Exercise task: Set down the lines below word for word, starting with the very first line and stopping after the line that contains "all-options-label: All options".

____ Records provided

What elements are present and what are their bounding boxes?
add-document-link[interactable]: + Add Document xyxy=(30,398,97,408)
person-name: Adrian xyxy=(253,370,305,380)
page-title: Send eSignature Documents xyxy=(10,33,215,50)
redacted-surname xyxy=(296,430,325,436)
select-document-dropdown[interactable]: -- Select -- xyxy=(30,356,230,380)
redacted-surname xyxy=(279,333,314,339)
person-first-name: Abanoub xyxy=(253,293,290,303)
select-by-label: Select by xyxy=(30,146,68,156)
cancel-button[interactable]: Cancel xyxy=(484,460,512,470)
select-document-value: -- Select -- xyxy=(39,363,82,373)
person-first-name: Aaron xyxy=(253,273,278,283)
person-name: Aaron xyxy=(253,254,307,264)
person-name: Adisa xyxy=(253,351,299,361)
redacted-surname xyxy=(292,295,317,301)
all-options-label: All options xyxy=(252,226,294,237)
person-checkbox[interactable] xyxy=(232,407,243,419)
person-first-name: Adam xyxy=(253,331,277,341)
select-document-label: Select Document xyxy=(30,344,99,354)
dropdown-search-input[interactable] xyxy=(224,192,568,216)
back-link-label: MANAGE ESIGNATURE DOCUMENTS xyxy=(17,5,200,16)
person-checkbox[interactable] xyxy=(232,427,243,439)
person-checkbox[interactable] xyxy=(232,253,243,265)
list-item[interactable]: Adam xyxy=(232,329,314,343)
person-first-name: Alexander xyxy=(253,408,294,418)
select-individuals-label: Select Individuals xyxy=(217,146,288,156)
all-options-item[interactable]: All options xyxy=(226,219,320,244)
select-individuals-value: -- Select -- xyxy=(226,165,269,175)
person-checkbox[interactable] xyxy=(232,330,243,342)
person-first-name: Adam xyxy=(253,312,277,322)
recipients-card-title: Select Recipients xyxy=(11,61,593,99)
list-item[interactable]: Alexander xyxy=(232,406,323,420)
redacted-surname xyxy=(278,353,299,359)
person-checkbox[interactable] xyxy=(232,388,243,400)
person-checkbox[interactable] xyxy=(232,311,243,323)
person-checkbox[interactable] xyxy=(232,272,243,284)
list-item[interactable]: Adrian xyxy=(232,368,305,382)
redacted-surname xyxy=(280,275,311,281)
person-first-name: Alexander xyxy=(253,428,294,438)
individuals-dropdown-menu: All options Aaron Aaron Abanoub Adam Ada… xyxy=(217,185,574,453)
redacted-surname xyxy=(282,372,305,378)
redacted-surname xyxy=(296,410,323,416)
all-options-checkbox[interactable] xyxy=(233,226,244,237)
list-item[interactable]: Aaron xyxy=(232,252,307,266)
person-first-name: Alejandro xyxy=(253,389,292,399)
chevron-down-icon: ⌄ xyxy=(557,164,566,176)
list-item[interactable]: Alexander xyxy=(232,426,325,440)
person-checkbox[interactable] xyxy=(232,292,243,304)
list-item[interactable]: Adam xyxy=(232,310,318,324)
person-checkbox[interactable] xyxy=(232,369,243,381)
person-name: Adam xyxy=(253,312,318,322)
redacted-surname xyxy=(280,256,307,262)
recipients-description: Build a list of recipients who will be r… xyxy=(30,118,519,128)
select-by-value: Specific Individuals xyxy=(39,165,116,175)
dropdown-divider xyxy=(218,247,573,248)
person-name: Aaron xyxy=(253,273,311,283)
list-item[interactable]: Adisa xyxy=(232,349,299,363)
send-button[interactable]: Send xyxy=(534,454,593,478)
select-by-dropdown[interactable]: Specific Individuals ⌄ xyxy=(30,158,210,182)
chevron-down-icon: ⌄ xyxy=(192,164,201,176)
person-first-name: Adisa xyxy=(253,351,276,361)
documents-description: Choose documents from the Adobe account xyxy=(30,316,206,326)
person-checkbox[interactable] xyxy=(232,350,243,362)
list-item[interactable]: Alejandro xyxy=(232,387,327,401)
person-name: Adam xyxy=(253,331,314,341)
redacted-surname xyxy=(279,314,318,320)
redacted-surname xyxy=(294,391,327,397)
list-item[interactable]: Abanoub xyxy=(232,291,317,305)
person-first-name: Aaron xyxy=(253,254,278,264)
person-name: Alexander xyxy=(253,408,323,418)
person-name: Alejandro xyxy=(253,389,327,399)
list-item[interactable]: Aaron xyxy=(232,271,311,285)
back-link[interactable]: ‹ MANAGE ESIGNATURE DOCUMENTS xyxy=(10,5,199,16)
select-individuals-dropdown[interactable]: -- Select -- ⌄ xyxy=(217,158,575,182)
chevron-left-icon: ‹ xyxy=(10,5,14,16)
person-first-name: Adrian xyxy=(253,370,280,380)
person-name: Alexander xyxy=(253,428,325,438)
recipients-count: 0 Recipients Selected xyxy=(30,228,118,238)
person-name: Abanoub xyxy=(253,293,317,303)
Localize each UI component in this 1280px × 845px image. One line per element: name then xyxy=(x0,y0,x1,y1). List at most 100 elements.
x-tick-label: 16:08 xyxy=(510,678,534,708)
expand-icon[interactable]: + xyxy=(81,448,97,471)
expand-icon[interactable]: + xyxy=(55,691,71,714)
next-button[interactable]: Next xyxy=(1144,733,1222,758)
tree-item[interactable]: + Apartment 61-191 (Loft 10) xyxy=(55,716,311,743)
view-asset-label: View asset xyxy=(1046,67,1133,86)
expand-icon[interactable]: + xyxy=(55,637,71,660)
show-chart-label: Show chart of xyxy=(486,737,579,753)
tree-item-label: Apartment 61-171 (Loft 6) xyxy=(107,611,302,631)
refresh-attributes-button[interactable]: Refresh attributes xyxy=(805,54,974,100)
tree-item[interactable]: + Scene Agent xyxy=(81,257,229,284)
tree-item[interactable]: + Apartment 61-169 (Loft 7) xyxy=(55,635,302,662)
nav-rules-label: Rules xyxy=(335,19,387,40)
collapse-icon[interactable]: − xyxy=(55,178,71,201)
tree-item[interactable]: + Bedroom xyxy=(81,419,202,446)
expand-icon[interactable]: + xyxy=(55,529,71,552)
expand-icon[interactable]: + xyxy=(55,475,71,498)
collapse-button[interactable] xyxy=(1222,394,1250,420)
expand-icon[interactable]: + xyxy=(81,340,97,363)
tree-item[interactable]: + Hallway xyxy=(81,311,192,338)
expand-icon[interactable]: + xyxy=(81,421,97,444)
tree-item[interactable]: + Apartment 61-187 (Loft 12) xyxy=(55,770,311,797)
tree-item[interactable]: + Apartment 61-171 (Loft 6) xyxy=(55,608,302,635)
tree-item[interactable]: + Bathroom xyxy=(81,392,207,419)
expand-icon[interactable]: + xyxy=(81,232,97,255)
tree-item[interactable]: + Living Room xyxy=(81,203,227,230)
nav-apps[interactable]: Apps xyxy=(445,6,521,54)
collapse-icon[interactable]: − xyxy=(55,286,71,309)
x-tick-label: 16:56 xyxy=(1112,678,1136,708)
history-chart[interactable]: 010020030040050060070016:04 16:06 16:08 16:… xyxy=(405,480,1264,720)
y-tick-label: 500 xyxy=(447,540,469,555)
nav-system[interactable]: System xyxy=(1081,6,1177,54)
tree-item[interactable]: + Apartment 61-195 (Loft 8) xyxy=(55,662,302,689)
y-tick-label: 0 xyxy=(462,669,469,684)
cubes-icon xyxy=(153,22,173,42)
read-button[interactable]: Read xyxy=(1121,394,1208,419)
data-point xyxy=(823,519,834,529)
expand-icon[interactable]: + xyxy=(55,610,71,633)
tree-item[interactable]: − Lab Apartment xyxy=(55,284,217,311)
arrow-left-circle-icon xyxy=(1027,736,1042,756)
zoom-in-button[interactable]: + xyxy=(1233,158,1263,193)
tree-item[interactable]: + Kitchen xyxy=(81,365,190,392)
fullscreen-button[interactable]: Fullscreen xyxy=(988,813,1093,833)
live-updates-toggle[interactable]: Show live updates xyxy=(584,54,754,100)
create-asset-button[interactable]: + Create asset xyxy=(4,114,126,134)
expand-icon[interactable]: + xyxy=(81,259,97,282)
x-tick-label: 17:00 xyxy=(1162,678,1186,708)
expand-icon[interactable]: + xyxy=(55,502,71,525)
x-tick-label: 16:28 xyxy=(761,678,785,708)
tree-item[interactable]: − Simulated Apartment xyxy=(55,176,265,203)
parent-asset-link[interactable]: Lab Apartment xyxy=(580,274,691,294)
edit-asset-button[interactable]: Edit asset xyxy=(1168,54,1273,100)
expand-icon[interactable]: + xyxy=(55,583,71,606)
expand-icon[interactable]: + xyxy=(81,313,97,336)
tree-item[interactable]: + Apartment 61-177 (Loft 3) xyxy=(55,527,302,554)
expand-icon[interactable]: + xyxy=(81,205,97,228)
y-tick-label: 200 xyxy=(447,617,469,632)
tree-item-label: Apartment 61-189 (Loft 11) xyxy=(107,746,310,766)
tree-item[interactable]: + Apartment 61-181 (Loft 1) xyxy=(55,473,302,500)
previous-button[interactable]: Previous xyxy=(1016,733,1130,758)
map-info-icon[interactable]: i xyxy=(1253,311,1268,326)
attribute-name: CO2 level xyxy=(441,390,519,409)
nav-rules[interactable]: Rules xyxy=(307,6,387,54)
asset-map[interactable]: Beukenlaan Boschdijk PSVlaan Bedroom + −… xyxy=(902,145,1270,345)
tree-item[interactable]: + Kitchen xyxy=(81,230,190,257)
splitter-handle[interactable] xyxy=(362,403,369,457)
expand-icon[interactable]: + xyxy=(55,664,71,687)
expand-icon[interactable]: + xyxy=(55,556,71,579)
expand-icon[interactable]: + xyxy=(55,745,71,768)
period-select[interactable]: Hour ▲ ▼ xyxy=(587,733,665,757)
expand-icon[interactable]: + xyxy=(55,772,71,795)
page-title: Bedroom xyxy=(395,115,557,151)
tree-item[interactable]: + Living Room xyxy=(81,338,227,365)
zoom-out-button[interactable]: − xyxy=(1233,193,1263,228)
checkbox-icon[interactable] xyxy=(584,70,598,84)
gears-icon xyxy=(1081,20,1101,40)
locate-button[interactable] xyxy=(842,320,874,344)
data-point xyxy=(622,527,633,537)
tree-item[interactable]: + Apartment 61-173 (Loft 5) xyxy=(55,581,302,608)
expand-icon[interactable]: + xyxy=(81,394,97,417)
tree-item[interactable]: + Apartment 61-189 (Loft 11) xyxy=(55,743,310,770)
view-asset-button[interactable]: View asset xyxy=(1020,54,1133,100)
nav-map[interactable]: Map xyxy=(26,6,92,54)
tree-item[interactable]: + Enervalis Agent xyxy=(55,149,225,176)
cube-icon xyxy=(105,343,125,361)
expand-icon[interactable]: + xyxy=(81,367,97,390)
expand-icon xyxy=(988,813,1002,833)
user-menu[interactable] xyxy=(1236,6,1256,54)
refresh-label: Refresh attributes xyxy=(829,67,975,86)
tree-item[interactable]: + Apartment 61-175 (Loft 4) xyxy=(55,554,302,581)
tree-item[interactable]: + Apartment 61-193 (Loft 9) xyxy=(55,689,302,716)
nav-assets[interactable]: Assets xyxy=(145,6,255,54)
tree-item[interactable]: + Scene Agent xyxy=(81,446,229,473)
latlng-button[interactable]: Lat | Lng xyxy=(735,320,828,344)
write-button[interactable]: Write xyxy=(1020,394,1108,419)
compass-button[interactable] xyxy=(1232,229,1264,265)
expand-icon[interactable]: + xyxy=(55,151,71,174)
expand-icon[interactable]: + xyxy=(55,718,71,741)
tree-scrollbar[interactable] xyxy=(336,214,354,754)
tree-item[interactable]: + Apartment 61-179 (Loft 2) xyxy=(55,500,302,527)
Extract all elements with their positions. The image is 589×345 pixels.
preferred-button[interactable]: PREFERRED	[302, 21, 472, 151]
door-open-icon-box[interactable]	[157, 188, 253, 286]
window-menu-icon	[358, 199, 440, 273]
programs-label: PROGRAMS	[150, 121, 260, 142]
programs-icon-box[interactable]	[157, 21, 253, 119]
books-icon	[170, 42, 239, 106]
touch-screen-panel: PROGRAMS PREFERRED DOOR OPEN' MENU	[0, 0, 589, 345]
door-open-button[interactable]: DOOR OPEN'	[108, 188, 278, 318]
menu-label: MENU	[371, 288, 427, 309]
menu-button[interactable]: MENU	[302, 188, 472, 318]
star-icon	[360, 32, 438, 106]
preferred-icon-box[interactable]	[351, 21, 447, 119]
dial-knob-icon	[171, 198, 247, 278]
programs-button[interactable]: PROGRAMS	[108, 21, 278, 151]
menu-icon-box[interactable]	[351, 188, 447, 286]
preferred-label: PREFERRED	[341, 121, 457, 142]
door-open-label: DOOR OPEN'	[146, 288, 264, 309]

________

Written solution:
What elements are present and what are their bounding boxes?
add-document-link[interactable]: + Add Document xyxy=(30,398,97,408)
person-name: Adrian xyxy=(253,370,305,380)
page-title: Send eSignature Documents xyxy=(10,33,215,50)
redacted-surname xyxy=(296,430,325,436)
select-document-dropdown[interactable]: -- Select -- xyxy=(30,356,230,380)
redacted-surname xyxy=(279,333,314,339)
person-first-name: Abanoub xyxy=(253,293,290,303)
select-by-label: Select by xyxy=(30,146,68,156)
cancel-button[interactable]: Cancel xyxy=(484,460,512,470)
select-document-value: -- Select -- xyxy=(39,363,82,373)
person-first-name: Aaron xyxy=(253,273,278,283)
person-name: Aaron xyxy=(253,254,307,264)
person-name: Adisa xyxy=(253,351,299,361)
redacted-surname xyxy=(292,295,317,301)
all-options-label: All options xyxy=(252,226,294,237)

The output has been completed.